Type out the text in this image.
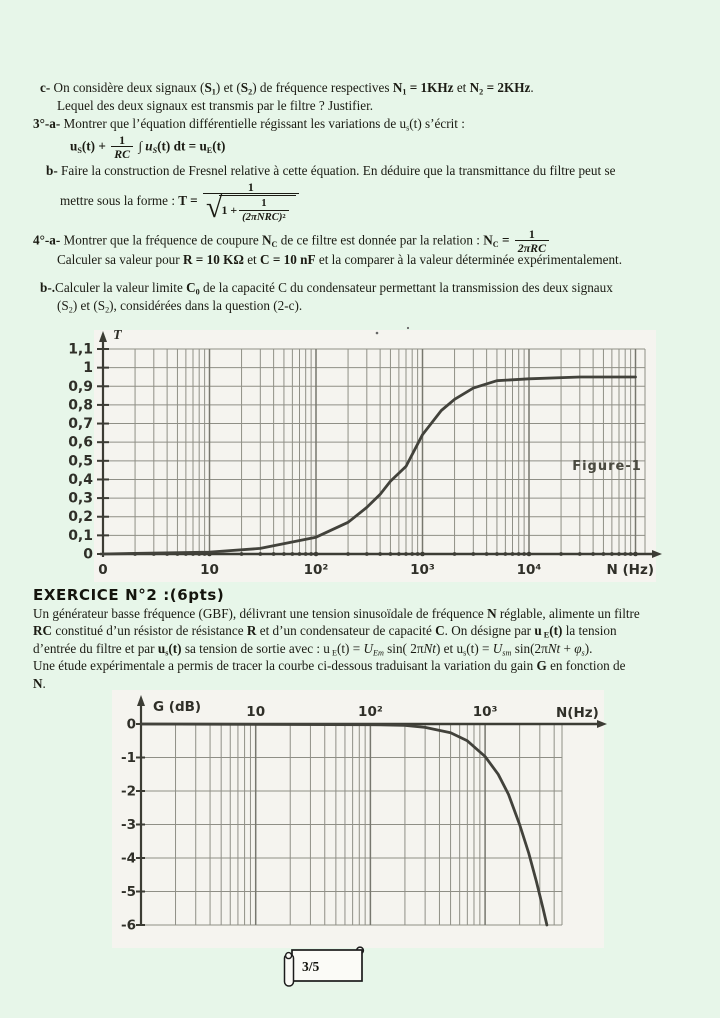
c- On considère deux signaux (S1) et (S2) de fréquence respectives N1 = 1KHz et N2 = 2KHz.
Lequel des deux signaux est transmis par le filtre ? Justifier.
3°-a- Montrer que l’équation différentielle régissant les variations de us(t) s’écrit :
$uS(t) + \frac{1}{RC}$ ∫ uS(t) dt = uE(t)
b- Faire la construction de Fresnel relative à cette équation. En déduire que la transmittance du filtre peut se
mettre sous la forme : T =
1
√ 1 + 1
(2πNRC) 2
4°-a- Montrer que la fréquence de coupure NC de ce filtre est donnée par la relation : NC = 1
2πRC
Calculer sa valeur pour R = 10 KΩ et C = 10 nF et la comparer à la valeur déterminée expérimentalement.
b-.Calculer la valeur limite C0 de la capacité C du condensateur permettant la transmission des deux signaux
(S2) et (S2), considérées dans la question (2-c).
Un générateur basse fréquence (GBF), délivrant une tension sinusoïdale de fréquence N réglable, alimente un filtre
RC constitué d’un résistor de résistance R et d’un condensateur de capacité C. On désigne par u E(t) la tension
d’entrée du filtre et par us(t) sa tension de sortie avec : u E(t) = UEm sin( 2πNt) et us(t) = Usm sin(2πNt + φs).
Une étude expérimentale a permis de tracer la courbe ci-dessous traduisant la variation du gain G en fonction de
N.
EXERCICE N°2 :(6pts)
0
0,1
0,2
0,3
0,4
0,5
0,6
0,7
0,8
0,9
1
1,1
0	10	10²	10³	10⁴	N (Hz)
T
Figure-1
0
-1
-2
-3
-4
-5
-6
10	10²	10³
G (dB)	N(Hz)
3/5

= = = = = = =

■ EXERCISE DETAILS
From the listing above, copy all lines holding the word "deux".

■ THE ANSWER
c- On considère deux signaux (S1) et (S2) de fréquence respectives N1 = 1KHz et N2 = 2KHz.
Lequel des deux signaux est transmis par le filtre ? Justifier.
b-.Calculer la valeur limite C0 de la capacité C du condensateur permettant la transmission des deux signaux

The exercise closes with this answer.